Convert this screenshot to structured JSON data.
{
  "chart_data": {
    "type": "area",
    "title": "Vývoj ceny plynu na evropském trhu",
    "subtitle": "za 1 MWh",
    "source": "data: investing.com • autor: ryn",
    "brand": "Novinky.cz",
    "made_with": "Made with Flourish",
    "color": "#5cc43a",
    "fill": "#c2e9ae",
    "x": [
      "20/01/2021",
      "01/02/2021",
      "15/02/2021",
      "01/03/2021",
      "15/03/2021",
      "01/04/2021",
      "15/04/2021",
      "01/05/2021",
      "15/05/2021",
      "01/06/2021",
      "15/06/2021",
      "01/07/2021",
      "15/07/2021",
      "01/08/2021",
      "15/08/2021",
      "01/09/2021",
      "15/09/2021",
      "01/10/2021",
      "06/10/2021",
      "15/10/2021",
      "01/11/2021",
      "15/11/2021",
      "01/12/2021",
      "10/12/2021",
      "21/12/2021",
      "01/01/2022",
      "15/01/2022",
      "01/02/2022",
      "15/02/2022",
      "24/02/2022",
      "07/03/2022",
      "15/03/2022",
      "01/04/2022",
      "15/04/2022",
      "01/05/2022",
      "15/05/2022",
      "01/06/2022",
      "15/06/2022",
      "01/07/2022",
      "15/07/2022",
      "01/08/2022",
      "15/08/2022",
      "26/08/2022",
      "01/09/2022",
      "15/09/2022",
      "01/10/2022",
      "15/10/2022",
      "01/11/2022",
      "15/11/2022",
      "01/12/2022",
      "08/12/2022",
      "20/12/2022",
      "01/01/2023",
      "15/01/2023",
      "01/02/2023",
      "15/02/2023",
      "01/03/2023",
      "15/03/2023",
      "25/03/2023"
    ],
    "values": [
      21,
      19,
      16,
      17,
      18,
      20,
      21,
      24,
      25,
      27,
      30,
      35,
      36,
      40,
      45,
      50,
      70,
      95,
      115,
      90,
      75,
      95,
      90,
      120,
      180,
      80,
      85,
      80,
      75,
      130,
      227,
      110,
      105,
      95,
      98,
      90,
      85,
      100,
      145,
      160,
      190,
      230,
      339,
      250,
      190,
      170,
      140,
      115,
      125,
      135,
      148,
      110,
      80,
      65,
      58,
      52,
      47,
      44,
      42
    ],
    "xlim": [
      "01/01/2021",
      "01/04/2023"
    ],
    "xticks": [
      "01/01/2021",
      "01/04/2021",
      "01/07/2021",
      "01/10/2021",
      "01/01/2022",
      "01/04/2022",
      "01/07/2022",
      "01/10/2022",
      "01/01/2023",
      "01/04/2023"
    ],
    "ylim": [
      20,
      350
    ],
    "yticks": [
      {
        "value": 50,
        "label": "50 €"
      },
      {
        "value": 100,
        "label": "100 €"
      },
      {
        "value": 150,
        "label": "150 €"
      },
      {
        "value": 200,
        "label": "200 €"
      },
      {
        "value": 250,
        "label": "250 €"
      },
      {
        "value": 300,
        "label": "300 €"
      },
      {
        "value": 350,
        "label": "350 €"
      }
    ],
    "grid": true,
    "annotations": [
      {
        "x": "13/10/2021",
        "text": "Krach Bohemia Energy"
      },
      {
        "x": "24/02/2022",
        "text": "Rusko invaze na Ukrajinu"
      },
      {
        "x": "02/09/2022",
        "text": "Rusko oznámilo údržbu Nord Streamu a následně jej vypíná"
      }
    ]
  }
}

....

● **What is required**
Every entry should be output exactly as written, please.

● **Answer to this exercise**
Convert this screenshot to structured JSON data.
{
  "chart_data": {
    "type": "area",
    "title": "Vývoj ceny plynu na evropském trhu",
    "subtitle": "za 1 MWh",
    "source": "data: investing.com • autor: ryn",
    "brand": "Novinky.cz",
    "made_with": "Made with Flourish",
    "color": "#5cc43a",
    "fill": "#c2e9ae",
    "x": [
      "20/01/2021",
      "01/02/2021",
      "15/02/2021",
      "01/03/2021",
      "15/03/2021",
      "01/04/2021",
      "15/04/2021",
      "01/05/2021",
      "15/05/2021",
      "01/06/2021",
      "15/06/2021",
      "01/07/2021",
      "15/07/2021",
      "01/08/2021",
      "15/08/2021",
      "01/09/2021",
      "15/09/2021",
      "01/10/2021",
      "06/10/2021",
      "15/10/2021",
      "01/11/2021",
      "15/11/2021",
      "01/12/2021",
      "10/12/2021",
      "21/12/2021",
      "01/01/2022",
      "15/01/2022",
      "01/02/2022",
      "15/02/2022",
      "24/02/2022",
      "07/03/2022",
      "15/03/2022",
      "01/04/2022",
      "15/04/2022",
      "01/05/2022",
      "15/05/2022",
      "01/06/2022",
      "15/06/2022",
      "01/07/2022",
      "15/07/2022",
      "01/08/2022",
      "15/08/2022",
      "26/08/2022",
      "01/09/2022",
      "15/09/2022",
      "01/10/2022",
      "15/10/2022",
      "01/11/2022",
      "15/11/2022",
      "01/12/2022",
      "08/12/2022",
      "20/12/2022",
      "01/01/2023",
      "15/01/2023",
      "01/02/2023",
      "15/02/2023",
      "01/03/2023",
      "15/03/2023",
      "25/03/2023"
    ],
    "values": [
      21,
      19,
      16,
      17,
      18,
      20,
      21,
      24,
      25,
      27,
      30,
      35,
      36,
      40,
      45,
      50,
      70,
      95,
      115,
      90,
      75,
      95,
      90,
      120,
      180,
      80,
      85,
      80,
      75,
      130,
      227,
      110,
      105,
      95,
      98,
      90,
      85,
      100,
      145,
      160,
      190,
      230,
      339,
      250,
      190,
      170,
      140,
      115,
      125,
      135,
      148,
      110,
      80,
      65,
      58,
      52,
      47,
      44,
      42
    ],
    "xlim": [
      "01/01/2021",
      "01/04/2023"
    ],
    "xticks": [
      "01/01/2021",
      "01/04/2021",
      "01/07/2021",
      "01/10/2021",
      "01/01/2022",
      "01/04/2022",
      "01/07/2022",
      "01/10/2022",
      "01/01/2023",
      "01/04/2023"
    ],
    "ylim": [
      20,
      350
    ],
    "yticks": [
      {
        "value": 50,
        "label": "50 €"
      },
      {
        "value": 100,
        "label": "100 €"
      },
      {
        "value": 150,
        "label": "150 €"
      },
      {
        "value": 200,
        "label": "200 €"
      },
      {
        "value": 250,
        "label": "250 €"
      },
      {
        "value": 300,
        "label": "300 €"
      },
      {
        "value": 350,
        "label": "350 €"
      }
    ],
    "grid": true,
    "annotations": [
      {
        "x": "13/10/2021",
        "text": "Krach Bohemia Energy"
      },
      {
        "x": "24/02/2022",
        "text": "Rusko invaze na Ukrajinu"
      },
      {
        "x": "02/09/2022",
        "text": "Rusko oznámilo údržbu Nord Streamu a následně jej vypíná"
      }
    ]
  }
}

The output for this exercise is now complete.